Gather all lines in the entries that include the word "природным".

BEGIN Data records

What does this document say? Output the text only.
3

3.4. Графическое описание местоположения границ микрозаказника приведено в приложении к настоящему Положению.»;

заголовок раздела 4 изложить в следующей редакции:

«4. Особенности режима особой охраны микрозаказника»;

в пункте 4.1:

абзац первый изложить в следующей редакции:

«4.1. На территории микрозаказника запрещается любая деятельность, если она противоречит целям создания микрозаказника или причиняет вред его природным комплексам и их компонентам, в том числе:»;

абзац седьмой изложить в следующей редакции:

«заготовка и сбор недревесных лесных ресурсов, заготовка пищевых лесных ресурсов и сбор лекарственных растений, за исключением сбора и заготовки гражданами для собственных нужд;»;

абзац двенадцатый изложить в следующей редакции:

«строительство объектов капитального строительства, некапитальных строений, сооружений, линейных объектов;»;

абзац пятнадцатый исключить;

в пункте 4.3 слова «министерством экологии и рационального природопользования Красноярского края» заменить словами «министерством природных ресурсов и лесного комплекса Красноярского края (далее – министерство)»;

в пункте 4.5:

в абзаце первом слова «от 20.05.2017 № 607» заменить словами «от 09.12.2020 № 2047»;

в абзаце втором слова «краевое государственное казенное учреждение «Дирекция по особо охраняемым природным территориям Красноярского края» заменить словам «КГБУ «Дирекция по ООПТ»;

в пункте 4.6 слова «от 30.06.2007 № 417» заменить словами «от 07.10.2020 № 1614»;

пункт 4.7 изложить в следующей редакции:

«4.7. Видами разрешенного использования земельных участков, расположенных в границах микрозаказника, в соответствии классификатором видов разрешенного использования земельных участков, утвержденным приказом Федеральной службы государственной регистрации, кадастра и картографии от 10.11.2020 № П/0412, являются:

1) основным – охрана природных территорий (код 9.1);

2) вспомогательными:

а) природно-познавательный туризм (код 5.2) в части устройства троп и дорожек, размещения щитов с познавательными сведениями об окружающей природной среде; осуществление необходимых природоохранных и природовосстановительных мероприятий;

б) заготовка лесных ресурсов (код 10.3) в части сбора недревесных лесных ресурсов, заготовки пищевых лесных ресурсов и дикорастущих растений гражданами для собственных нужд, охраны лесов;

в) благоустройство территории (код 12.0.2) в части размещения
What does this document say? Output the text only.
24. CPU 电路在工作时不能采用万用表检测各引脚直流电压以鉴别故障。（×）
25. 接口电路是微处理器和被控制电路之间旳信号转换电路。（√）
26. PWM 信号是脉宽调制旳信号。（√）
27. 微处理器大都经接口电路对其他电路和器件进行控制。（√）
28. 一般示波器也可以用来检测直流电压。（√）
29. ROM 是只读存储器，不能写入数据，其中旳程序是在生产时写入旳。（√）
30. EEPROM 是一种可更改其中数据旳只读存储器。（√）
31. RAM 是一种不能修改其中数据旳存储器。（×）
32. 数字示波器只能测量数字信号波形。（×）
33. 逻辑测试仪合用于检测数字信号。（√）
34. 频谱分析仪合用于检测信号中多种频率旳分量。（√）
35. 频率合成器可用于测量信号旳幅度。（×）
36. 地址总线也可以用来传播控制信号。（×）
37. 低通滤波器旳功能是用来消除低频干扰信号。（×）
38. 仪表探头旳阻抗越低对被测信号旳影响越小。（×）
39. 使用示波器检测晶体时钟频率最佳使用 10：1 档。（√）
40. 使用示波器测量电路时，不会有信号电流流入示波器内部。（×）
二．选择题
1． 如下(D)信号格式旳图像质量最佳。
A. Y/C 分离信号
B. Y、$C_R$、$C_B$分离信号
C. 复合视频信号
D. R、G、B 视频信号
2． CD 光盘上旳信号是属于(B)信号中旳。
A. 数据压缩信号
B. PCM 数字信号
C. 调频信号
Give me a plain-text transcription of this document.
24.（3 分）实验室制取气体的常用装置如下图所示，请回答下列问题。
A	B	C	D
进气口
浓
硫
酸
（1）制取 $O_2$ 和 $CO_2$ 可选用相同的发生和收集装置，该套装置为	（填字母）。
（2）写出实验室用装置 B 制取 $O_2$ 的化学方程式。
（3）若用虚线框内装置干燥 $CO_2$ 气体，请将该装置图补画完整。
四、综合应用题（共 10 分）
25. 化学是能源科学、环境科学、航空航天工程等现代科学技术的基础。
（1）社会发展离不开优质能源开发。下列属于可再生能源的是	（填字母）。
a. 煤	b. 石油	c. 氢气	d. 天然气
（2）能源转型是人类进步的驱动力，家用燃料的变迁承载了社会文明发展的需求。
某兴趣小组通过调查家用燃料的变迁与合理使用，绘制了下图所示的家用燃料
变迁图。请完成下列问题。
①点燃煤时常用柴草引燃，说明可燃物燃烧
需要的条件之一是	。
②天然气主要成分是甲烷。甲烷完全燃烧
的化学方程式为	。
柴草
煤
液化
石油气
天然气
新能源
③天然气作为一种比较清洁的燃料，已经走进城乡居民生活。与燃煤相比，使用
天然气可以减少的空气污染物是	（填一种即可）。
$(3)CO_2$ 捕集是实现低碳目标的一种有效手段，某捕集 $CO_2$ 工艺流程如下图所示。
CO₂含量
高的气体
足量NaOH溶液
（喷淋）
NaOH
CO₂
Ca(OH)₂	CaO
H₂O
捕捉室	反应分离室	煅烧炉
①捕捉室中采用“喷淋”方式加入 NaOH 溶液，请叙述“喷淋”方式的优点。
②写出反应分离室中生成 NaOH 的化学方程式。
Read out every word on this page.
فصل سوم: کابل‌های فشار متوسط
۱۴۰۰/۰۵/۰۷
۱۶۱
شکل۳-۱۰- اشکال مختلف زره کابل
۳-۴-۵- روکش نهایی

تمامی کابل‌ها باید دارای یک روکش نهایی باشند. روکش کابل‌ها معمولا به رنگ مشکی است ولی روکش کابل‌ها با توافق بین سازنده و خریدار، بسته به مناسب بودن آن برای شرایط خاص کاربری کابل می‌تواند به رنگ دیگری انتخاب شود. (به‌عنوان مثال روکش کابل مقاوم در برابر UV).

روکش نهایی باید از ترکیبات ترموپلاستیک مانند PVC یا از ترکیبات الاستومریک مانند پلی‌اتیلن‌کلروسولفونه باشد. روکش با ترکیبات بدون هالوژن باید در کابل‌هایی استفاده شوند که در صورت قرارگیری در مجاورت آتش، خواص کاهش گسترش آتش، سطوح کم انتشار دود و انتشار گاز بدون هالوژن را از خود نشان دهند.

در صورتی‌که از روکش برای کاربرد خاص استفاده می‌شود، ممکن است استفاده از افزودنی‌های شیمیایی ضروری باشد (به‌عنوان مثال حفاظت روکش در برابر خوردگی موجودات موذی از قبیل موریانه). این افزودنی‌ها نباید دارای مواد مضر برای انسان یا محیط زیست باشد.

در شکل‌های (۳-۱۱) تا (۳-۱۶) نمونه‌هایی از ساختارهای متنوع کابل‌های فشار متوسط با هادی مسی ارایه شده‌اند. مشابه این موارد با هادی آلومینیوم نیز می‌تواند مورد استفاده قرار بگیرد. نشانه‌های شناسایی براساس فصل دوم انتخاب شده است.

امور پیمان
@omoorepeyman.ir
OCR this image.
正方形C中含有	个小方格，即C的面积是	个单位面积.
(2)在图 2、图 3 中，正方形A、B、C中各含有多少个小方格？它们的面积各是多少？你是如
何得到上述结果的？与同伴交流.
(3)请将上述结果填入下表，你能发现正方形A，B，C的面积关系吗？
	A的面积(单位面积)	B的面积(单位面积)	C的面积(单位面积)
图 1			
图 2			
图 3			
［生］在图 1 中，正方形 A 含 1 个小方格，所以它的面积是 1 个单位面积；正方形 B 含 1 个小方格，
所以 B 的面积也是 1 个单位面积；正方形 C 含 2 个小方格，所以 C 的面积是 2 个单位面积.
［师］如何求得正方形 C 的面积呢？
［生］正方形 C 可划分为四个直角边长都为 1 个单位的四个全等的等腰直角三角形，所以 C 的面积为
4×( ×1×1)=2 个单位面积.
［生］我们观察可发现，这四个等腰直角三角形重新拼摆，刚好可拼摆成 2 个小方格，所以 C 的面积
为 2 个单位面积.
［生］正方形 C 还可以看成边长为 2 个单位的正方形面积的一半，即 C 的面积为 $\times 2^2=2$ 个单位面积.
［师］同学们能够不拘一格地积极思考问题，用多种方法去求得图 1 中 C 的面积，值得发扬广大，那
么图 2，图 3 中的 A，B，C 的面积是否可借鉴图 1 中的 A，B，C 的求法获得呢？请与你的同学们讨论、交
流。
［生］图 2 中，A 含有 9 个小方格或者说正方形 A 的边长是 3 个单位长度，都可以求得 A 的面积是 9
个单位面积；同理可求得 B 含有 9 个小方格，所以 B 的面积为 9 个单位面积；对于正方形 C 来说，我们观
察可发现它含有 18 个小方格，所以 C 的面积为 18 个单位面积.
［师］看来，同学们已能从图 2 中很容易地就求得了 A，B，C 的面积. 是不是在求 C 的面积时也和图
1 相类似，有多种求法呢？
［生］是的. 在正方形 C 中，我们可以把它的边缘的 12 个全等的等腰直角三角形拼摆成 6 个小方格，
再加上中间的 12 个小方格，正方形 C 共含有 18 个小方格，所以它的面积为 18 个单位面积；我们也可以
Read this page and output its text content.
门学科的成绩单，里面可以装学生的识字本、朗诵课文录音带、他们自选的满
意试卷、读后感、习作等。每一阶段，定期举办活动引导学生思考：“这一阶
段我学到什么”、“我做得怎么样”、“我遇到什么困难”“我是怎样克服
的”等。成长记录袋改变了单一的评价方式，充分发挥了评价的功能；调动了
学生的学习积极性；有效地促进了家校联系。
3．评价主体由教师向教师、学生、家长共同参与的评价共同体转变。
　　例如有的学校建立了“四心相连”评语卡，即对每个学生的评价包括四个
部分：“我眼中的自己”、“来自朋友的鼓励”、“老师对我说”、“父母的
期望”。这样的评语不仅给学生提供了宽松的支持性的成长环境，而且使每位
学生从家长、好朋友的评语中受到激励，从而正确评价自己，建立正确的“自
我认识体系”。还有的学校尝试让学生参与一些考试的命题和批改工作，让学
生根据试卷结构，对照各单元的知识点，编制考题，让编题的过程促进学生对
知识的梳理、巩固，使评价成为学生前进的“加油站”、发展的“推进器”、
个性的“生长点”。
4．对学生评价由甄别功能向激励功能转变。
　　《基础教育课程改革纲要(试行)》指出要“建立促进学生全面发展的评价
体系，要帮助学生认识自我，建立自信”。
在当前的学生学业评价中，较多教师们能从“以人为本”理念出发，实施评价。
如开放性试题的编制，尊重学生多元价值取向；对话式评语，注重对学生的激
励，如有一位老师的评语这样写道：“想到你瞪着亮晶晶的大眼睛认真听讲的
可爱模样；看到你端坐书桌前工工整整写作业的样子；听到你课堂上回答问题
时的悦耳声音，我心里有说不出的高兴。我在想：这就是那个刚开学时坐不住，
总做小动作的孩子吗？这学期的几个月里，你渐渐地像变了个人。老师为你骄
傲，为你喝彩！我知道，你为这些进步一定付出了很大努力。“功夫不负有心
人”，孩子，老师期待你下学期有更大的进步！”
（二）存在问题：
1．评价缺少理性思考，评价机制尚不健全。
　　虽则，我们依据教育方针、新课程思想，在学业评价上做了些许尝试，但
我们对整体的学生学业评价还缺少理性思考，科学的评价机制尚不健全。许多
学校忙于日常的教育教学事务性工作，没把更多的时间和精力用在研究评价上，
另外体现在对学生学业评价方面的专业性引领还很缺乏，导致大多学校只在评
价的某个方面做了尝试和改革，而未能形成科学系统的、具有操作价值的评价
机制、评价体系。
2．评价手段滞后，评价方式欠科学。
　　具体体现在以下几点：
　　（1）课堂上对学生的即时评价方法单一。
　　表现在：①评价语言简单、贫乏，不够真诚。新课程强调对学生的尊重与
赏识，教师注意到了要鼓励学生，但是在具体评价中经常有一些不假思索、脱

END Data records

**Task result:**
«4.1. На территории микрозаказника запрещается любая деятельность, если она противоречит целям создания микрозаказника или причиняет вред его природным комплексам и их компонентам, в том числе:»;
в абзаце втором слова «краевое государственное казенное учреждение «Дирекция по особо охраняемым природным территориям Красноярского края» заменить словам «КГБУ «Дирекция по ООПТ»;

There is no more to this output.